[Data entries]

** start **

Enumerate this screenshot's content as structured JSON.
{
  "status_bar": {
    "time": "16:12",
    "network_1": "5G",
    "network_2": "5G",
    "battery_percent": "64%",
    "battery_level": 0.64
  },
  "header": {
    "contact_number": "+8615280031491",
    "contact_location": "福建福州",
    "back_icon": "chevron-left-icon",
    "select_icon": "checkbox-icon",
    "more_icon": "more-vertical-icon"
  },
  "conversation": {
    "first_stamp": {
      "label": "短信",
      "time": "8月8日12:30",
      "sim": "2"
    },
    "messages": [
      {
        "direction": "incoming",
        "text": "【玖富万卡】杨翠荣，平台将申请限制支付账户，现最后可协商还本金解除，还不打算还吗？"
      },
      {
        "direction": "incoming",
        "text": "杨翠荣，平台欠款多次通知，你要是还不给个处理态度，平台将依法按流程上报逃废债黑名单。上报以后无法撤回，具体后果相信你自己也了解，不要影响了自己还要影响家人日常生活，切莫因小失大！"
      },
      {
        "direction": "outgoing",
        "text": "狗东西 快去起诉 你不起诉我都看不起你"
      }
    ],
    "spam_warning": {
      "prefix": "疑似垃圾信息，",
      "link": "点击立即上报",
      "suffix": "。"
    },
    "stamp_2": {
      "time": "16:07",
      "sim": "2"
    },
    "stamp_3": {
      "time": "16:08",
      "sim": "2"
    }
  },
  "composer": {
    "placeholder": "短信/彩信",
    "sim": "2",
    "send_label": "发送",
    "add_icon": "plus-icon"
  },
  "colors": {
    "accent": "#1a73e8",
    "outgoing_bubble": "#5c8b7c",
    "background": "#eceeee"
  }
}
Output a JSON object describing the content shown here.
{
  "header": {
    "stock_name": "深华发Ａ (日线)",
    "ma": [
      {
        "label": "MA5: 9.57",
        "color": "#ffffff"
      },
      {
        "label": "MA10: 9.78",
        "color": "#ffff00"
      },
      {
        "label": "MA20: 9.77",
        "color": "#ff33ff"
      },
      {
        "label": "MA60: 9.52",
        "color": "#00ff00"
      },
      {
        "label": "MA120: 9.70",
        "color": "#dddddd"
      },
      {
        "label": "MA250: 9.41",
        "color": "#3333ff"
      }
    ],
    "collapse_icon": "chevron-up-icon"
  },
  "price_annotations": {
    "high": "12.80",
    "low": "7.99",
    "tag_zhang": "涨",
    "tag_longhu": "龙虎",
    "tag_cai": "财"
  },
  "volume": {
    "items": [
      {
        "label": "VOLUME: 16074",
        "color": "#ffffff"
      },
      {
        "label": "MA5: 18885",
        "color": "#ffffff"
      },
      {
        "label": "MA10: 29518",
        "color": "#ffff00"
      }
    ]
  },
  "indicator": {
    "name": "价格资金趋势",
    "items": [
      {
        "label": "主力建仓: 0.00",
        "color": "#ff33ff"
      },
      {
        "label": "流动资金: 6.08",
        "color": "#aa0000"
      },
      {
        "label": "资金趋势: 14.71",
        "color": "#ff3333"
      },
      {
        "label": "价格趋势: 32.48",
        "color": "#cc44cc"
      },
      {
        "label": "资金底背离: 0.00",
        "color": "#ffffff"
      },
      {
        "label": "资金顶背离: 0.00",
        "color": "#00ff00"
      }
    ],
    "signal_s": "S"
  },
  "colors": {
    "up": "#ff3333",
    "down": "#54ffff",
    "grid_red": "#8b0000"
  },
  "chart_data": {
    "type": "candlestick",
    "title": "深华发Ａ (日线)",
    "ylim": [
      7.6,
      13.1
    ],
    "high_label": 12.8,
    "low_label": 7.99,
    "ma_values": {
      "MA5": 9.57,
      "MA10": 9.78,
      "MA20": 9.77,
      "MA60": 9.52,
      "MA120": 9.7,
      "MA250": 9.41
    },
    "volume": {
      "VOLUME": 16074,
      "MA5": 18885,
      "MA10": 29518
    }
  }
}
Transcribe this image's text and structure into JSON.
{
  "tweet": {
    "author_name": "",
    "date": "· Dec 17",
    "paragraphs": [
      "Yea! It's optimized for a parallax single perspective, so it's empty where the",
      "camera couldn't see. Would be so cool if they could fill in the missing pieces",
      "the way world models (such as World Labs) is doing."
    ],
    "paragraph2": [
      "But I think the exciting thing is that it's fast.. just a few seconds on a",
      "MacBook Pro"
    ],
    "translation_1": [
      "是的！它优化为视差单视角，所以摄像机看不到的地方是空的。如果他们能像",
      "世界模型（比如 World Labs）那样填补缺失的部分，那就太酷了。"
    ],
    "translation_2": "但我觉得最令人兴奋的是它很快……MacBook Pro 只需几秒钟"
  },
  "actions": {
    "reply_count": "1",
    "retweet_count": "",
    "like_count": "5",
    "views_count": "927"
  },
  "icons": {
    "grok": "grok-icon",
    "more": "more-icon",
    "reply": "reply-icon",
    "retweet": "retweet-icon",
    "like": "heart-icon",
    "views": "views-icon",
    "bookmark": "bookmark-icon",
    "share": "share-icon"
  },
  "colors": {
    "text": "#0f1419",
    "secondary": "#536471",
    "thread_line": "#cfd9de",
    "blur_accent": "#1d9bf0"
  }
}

** end **

#### WORK TO COMPLETE
All of the entries need to be reproduced exactly; please write them out.

#### REPLY TO THE EXERCISE
Enumerate this screenshot's content as structured JSON.
{
  "status_bar": {
    "time": "16:12",
    "network_1": "5G",
    "network_2": "5G",
    "battery_percent": "64%",
    "battery_level": 0.64
  },
  "header": {
    "contact_number": "+8615280031491",
    "contact_location": "福建福州",
    "back_icon": "chevron-left-icon",
    "select_icon": "checkbox-icon",
    "more_icon": "more-vertical-icon"
  },
  "conversation": {
    "first_stamp": {
      "label": "短信",
      "time": "8月8日12:30",
      "sim": "2"
    },
    "messages": [
      {
        "direction": "incoming",
        "text": "【玖富万卡】杨翠荣，平台将申请限制支付账户，现最后可协商还本金解除，还不打算还吗？"
      },
      {
        "direction": "incoming",
        "text": "杨翠荣，平台欠款多次通知，你要是还不给个处理态度，平台将依法按流程上报逃废债黑名单。上报以后无法撤回，具体后果相信你自己也了解，不要影响了自己还要影响家人日常生活，切莫因小失大！"
      },
      {
        "direction": "outgoing",
        "text": "狗东西 快去起诉 你不起诉我都看不起你"
      }
    ],
    "spam_warning": {
      "prefix": "疑似垃圾信息，",
      "link": "点击立即上报",
      "suffix": "。"
    },
    "stamp_2": {
      "time": "16:07",
      "sim": "2"
    },
    "stamp_3": {
      "time": "16:08",
      "sim": "2"
    }
  },
  "composer": {
    "placeholder": "短信/彩信",
    "sim": "2",
    "send_label": "发送",
    "add_icon": "plus-icon"
  },
  "colors": {
    "accent": "#1a73e8",
    "outgoing_bubble": "#5c8b7c",
    "background": "#eceeee"
  }
}
Output a JSON object describing the content shown here.
{
  "header": {
    "stock_name": "深华发Ａ (日线)",
    "ma": [
      {
        "label": "MA5: 9.57",
        "color": "#ffffff"
      },
      {
        "label": "MA10: 9.78",
        "color": "#ffff00"
      },
      {
        "label": "MA20: 9.77",
        "color": "#ff33ff"
      },
      {
        "label": "MA60: 9.52",
        "color": "#00ff00"
      },
      {
        "label": "MA120: 9.70",
        "color": "#dddddd"
      },
      {
        "label": "MA250: 9.41",
        "color": "#3333ff"
      }
    ],
    "collapse_icon": "chevron-up-icon"
  },
  "price_annotations": {
    "high": "12.80",
    "low": "7.99",
    "tag_zhang": "涨",
    "tag_longhu": "龙虎",
    "tag_cai": "财"
  },
  "volume": {
    "items": [
      {
        "label": "VOLUME: 16074",
        "color": "#ffffff"
      },
      {
        "label": "MA5: 18885",
        "color": "#ffffff"
      },
      {
        "label": "MA10: 29518",
        "color": "#ffff00"
      }
    ]
  },
  "indicator": {
    "name": "价格资金趋势",
    "items": [
      {
        "label": "主力建仓: 0.00",
        "color": "#ff33ff"
      },
      {
        "label": "流动资金: 6.08",
        "color": "#aa0000"
      },
      {
        "label": "资金趋势: 14.71",
        "color": "#ff3333"
      },
      {
        "label": "价格趋势: 32.48",
        "color": "#cc44cc"
      },
      {
        "label": "资金底背离: 0.00",
        "color": "#ffffff"
      },
      {
        "label": "资金顶背离: 0.00",
        "color": "#00ff00"
      }
    ],
    "signal_s": "S"
  },
  "colors": {
    "up": "#ff3333",
    "down": "#54ffff",
    "grid_red": "#8b0000"
  },
  "chart_data": {
    "type": "candlestick",
    "title": "深华发Ａ (日线)",
    "ylim": [
      7.6,
      13.1
    ],
    "high_label": 12.8,
    "low_label": 7.99,
    "ma_values": {
      "MA5": 9.57,
      "MA10": 9.78,
      "MA20": 9.77,
      "MA60": 9.52,
      "MA120": 9.7,
      "MA250": 9.41
    },
    "volume": {
      "VOLUME": 16074,
      "MA5": 18885,
      "MA10": 29518
    }
  }
}
Transcribe this image's text and structure into JSON.
{
  "tweet": {
    "author_name": "",
    "date": "· Dec 17",
    "paragraphs": [
      "Yea! It's optimized for a parallax single perspective, so it's empty where the",
      "camera couldn't see. Would be so cool if they could fill in the missing pieces",
      "the way world models (such as World Labs) is doing."
    ],
    "paragraph2": [
      "But I think the exciting thing is that it's fast.. just a few seconds on a",
      "MacBook Pro"
    ],
    "translation_1": [
      "是的！它优化为视差单视角，所以摄像机看不到的地方是空的。如果他们能像",
      "世界模型（比如 World Labs）那样填补缺失的部分，那就太酷了。"
    ],
    "translation_2": "但我觉得最令人兴奋的是它很快……MacBook Pro 只需几秒钟"
  },
  "actions": {
    "reply_count": "1",
    "retweet_count": "",
    "like_count": "5",
    "views_count": "927"
  },
  "icons": {
    "grok": "grok-icon",
    "more": "more-icon",
    "reply": "reply-icon",
    "retweet": "retweet-icon",
    "like": "heart-icon",
    "views": "views-icon",
    "bookmark": "bookmark-icon",
    "share": "share-icon"
  },
  "colors": {
    "text": "#0f1419",
    "secondary": "#536471",
    "thread_line": "#cfd9de",
    "blur_accent": "#1d9bf0"
  }
}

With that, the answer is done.